**Directions:**
Using the material below, copy every line where "name" appears.
--- Exercise materials ---
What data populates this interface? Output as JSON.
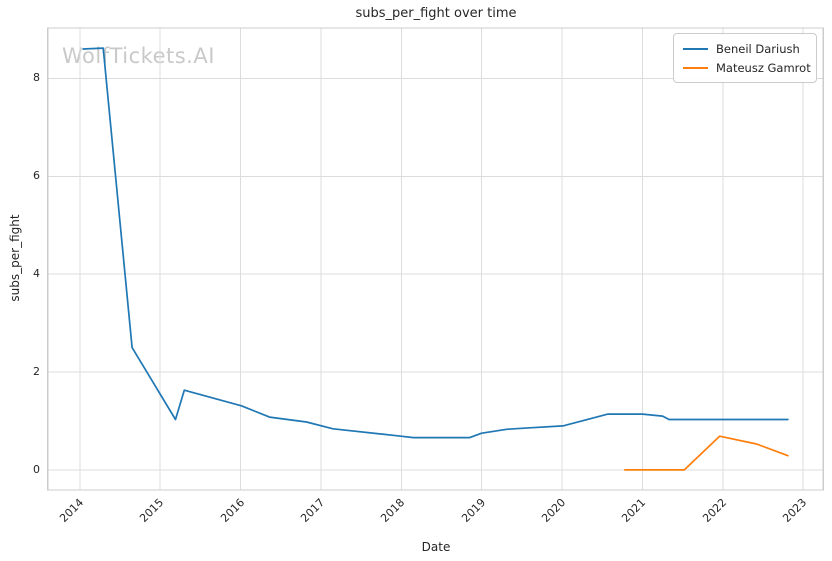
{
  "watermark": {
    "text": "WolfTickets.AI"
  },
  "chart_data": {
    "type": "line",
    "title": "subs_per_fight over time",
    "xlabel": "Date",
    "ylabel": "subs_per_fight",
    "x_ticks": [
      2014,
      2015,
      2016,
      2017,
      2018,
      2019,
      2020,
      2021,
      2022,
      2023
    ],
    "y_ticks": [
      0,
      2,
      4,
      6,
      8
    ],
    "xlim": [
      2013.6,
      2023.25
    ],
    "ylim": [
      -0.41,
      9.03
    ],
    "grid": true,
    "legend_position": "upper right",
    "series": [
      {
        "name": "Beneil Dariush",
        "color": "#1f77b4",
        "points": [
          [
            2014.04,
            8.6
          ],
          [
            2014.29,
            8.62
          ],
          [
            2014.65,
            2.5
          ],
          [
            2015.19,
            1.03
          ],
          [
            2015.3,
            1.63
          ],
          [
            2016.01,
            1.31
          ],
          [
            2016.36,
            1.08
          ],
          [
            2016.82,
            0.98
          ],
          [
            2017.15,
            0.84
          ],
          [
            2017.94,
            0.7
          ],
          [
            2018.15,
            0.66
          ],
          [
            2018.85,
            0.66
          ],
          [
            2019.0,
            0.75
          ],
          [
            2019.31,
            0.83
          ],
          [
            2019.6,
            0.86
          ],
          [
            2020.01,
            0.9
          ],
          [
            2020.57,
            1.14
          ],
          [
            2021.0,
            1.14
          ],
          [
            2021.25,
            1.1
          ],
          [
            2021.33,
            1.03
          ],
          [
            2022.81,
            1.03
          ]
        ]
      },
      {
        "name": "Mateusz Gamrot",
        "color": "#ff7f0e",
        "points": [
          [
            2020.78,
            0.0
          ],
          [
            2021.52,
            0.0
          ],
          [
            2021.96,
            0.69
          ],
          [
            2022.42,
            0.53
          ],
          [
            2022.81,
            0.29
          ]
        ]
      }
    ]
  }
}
---
--- Exercise materials ---
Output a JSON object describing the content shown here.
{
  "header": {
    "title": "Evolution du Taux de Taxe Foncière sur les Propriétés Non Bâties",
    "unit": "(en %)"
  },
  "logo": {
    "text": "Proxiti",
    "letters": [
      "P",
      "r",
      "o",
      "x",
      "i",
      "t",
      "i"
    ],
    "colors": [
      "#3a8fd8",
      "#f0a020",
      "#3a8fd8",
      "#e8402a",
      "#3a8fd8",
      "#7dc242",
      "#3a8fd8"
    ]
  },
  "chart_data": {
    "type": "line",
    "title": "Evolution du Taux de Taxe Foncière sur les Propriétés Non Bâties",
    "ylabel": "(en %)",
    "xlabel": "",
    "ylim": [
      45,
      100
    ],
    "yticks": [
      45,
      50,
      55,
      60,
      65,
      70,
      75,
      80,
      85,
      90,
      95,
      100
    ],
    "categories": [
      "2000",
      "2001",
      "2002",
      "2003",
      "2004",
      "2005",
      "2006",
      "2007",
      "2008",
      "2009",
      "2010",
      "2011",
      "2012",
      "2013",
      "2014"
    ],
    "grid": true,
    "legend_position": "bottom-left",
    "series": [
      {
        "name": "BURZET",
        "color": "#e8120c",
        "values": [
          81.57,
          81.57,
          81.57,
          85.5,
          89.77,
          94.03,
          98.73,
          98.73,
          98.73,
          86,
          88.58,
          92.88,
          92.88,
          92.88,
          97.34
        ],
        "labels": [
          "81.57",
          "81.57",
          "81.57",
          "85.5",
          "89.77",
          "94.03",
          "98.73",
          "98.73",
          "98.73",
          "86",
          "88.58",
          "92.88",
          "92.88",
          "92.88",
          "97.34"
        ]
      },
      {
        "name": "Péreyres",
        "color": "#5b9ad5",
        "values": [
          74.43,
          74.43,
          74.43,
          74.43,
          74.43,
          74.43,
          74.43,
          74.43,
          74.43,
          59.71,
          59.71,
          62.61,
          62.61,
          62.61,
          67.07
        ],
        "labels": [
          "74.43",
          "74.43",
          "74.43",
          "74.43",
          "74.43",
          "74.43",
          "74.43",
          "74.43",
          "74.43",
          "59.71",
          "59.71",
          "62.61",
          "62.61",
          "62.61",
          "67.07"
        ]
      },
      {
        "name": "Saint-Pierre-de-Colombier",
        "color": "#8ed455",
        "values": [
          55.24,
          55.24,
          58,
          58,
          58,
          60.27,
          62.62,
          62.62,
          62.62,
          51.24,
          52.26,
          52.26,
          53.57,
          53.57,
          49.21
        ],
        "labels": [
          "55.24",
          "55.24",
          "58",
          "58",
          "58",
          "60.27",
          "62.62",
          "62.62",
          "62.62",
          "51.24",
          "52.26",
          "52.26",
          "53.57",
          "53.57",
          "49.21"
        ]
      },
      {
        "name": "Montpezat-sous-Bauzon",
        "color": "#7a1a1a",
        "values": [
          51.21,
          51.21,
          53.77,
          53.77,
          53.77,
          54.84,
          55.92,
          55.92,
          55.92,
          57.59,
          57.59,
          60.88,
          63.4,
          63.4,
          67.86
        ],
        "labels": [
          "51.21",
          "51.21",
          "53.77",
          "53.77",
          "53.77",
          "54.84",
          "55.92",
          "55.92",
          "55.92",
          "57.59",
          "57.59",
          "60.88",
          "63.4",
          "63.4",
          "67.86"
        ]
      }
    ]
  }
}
---
**The output:**
        "name": "Beneil Dariush",
        "name": "Mateusz Gamrot",
        "name": "BURZET",
        "name": "Péreyres",
        "name": "Saint-Pierre-de-Colombier",
        "name": "Montpezat-sous-Bauzon",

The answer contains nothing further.